--- start Stored rows ---
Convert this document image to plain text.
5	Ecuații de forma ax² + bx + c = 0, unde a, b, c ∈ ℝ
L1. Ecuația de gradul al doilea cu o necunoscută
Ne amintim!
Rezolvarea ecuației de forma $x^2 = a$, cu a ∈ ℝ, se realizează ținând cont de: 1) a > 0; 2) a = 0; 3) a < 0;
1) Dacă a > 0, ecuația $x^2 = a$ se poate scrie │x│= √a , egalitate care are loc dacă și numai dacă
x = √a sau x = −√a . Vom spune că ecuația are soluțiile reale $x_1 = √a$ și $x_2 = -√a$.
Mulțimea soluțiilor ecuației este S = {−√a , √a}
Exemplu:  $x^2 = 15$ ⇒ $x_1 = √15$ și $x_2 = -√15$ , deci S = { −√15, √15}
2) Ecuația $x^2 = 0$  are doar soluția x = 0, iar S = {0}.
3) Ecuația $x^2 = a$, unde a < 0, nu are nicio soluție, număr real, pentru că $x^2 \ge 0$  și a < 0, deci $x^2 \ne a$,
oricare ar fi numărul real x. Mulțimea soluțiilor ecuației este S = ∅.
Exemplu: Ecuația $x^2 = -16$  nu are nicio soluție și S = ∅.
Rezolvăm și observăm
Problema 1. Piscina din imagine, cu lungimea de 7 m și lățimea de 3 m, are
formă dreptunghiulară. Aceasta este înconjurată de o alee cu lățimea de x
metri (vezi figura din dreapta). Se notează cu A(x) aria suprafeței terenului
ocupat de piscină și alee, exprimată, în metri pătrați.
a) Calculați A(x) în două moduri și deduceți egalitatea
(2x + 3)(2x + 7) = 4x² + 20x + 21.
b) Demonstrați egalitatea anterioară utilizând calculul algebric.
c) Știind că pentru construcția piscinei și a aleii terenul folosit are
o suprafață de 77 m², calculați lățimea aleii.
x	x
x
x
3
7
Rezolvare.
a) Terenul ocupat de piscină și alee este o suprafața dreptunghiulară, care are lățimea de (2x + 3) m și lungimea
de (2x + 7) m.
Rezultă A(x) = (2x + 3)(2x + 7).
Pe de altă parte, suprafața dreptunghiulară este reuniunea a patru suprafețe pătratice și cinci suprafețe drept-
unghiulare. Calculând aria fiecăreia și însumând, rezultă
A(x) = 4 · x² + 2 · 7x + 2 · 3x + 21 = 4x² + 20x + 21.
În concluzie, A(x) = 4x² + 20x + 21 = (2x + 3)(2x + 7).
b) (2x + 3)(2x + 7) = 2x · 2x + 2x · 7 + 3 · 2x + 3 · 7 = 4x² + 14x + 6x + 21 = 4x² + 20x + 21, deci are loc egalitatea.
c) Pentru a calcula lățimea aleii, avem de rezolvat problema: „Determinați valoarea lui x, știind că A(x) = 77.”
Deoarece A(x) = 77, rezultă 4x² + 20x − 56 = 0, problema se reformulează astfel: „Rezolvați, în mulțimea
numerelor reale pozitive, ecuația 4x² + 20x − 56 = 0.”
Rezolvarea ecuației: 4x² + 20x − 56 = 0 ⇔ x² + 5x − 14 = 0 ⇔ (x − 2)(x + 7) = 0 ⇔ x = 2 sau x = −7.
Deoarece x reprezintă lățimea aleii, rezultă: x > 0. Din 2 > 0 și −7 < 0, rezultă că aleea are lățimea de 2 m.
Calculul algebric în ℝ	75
--- end Stored rows ---
Direction
Extract each line holding the word "piscină" from the records.

Worked answer
ocupat de piscină și alee, exprimată, în metri pătrați.
a) Terenul ocupat de piscină și alee este o suprafața dreptunghiulară, care are lățimea de (2x + 3) m și lungimea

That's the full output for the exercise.